• Work to do
Gather all lines with the word "concentration" in them.

-- Listing start --

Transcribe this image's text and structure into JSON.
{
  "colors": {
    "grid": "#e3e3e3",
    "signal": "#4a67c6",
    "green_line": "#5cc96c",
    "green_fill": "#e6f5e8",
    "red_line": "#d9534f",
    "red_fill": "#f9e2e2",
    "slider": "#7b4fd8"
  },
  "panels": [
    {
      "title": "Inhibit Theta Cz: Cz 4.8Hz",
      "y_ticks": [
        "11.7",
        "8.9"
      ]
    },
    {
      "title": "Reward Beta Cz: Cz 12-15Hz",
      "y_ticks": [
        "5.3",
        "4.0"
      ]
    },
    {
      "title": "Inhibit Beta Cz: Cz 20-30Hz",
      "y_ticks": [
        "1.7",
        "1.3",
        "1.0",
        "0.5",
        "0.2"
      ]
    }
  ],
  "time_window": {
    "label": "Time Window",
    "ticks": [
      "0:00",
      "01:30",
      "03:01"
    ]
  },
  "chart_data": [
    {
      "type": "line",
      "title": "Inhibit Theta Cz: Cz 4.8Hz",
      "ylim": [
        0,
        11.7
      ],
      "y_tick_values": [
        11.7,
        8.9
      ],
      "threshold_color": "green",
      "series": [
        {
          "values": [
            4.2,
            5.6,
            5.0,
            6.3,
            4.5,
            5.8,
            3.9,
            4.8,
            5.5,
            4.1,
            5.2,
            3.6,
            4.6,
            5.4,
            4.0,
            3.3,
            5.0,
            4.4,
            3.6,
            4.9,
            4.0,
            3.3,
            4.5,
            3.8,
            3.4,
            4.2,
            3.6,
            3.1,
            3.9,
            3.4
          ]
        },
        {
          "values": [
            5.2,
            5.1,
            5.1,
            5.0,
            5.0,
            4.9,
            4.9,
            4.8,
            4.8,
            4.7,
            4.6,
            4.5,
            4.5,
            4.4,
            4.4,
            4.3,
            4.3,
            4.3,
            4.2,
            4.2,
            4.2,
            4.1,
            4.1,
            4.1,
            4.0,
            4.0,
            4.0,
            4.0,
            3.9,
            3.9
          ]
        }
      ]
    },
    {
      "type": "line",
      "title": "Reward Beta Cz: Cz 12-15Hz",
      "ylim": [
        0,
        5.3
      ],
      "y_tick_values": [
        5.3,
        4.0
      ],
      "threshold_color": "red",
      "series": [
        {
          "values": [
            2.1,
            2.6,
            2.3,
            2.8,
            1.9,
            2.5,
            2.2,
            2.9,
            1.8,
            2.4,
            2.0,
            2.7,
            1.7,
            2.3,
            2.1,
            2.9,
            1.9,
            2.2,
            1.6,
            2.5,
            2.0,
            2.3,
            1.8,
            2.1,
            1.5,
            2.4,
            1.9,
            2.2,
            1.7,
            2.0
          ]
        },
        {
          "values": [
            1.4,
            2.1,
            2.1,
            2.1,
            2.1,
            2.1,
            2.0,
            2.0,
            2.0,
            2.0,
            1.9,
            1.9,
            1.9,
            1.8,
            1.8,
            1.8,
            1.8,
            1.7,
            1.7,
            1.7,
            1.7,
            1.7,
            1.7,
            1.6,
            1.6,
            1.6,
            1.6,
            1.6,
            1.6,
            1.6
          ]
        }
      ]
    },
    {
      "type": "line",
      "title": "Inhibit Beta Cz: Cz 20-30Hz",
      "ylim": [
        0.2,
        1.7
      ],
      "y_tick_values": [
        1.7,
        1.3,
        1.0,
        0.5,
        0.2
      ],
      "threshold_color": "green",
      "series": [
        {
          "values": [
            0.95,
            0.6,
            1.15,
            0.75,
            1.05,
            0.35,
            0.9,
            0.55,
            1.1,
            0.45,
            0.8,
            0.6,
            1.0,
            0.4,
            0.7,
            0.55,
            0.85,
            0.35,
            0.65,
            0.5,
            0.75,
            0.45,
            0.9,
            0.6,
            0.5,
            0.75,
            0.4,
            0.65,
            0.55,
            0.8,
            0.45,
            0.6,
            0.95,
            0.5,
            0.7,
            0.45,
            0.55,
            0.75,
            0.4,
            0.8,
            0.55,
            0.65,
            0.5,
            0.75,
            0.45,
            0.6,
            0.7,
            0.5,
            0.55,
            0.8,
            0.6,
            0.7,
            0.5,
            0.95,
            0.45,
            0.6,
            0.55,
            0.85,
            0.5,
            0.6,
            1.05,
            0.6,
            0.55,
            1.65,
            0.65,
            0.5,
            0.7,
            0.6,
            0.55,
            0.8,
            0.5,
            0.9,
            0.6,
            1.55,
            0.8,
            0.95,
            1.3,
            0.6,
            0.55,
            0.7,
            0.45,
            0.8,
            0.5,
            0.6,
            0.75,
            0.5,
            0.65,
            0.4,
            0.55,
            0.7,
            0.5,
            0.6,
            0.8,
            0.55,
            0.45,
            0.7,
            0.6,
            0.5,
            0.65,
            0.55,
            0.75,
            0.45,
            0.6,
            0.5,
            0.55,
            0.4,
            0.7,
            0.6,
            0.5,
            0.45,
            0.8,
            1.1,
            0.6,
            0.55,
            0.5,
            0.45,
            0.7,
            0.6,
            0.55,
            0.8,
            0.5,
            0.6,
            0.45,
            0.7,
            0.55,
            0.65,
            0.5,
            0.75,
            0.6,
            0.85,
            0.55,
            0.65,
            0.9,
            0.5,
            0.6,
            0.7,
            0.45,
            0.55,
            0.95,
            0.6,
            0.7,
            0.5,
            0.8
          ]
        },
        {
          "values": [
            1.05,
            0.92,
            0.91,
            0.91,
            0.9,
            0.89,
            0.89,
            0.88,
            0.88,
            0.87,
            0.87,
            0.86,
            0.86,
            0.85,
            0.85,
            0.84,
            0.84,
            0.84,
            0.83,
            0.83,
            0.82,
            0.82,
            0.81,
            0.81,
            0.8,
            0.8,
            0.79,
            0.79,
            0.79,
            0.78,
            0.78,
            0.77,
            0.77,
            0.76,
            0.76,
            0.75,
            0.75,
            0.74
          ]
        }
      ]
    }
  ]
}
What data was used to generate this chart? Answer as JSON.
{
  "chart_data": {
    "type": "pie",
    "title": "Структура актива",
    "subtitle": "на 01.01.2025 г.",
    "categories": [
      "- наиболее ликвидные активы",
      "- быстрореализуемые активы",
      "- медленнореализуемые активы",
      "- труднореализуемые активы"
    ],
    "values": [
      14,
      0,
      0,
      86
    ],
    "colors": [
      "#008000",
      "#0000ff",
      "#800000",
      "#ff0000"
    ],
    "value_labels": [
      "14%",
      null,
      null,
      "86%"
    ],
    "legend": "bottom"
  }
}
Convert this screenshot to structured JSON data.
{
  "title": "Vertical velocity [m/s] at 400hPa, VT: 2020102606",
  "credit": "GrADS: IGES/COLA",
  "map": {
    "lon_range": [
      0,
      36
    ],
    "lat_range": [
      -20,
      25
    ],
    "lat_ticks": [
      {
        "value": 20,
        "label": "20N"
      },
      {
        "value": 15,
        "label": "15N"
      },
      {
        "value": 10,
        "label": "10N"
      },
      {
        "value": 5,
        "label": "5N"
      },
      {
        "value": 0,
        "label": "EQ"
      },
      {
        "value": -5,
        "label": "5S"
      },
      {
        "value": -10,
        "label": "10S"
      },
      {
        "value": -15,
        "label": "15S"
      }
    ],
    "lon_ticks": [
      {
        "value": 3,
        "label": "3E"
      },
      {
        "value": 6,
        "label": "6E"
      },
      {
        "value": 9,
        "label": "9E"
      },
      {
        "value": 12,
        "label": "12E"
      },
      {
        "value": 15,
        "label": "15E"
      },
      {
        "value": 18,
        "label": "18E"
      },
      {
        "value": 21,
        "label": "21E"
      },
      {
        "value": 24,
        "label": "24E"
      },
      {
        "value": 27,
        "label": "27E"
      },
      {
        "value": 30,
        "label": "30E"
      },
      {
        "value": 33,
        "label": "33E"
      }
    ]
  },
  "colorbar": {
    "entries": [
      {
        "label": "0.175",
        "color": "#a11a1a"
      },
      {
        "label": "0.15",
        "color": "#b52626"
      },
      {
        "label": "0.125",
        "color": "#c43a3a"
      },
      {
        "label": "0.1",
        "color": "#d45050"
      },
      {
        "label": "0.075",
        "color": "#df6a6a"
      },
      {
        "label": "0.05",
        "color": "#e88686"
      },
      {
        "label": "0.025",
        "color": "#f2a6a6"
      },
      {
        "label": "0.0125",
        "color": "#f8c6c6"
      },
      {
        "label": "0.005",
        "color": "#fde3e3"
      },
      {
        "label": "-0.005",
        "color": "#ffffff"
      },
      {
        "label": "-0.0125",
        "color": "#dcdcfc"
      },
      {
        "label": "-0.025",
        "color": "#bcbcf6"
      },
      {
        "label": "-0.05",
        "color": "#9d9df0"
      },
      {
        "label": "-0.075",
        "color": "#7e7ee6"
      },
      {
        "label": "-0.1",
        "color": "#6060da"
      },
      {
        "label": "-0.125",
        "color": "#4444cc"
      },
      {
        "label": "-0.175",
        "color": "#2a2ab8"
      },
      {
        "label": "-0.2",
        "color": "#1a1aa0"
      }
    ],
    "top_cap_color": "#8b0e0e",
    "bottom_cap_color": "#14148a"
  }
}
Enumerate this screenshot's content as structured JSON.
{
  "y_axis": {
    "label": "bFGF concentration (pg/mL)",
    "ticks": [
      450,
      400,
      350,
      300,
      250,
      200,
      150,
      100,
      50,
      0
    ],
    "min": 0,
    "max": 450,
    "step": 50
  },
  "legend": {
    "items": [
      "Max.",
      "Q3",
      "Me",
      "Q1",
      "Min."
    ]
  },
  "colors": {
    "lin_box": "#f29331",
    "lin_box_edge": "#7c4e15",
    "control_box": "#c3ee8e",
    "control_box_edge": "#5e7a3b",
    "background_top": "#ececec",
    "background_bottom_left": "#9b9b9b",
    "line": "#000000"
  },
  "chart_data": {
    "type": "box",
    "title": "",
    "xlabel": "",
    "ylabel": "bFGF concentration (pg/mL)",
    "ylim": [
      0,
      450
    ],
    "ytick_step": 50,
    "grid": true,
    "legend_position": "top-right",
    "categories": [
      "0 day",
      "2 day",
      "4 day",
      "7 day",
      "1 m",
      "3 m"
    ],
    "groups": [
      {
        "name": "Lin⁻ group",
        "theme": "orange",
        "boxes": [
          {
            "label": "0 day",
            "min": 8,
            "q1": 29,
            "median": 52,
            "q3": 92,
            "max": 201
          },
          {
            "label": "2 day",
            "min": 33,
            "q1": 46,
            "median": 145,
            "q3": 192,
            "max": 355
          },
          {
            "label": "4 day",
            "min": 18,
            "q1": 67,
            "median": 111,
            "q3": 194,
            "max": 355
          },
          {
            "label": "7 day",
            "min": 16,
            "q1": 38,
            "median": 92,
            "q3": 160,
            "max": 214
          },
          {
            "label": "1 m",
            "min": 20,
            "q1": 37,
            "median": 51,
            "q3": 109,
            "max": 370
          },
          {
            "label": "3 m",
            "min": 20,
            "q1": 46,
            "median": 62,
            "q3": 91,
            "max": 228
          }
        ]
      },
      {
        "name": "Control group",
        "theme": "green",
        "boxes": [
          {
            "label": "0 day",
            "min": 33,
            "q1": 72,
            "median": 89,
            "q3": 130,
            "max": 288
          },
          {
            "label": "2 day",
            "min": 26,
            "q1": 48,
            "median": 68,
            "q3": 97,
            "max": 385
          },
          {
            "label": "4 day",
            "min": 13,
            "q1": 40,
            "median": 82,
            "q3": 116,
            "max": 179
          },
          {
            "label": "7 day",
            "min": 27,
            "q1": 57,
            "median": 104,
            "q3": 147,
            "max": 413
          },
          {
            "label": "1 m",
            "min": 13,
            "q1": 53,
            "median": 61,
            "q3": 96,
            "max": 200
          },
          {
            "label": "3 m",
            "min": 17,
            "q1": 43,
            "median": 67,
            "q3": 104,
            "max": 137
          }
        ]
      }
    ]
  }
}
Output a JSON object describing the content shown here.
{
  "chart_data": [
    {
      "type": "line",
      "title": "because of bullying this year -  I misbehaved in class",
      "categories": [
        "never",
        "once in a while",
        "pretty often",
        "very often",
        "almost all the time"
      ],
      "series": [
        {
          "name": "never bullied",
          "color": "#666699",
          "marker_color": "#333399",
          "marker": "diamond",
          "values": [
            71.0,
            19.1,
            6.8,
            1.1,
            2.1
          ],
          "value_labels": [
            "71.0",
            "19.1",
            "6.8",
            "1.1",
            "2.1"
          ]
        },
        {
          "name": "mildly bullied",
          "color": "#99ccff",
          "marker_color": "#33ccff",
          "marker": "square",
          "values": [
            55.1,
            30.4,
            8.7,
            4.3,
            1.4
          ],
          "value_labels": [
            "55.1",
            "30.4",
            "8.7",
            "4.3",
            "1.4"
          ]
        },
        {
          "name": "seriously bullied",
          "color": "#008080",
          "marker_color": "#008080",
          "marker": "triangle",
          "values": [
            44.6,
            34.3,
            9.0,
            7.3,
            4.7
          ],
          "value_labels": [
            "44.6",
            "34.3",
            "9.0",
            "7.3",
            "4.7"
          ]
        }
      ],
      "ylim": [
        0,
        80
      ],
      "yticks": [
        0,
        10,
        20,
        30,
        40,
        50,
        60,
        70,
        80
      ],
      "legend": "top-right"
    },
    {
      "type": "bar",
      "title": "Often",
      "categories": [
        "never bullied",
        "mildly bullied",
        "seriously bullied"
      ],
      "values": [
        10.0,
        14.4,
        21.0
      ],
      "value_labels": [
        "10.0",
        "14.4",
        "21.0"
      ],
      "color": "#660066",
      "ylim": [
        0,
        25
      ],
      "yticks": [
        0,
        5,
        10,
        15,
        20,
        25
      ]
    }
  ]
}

-- Listing end --

• Response to this exercise
    "label": "bFGF concentration (pg/mL)",
    "ylabel": "bFGF concentration (pg/mL)",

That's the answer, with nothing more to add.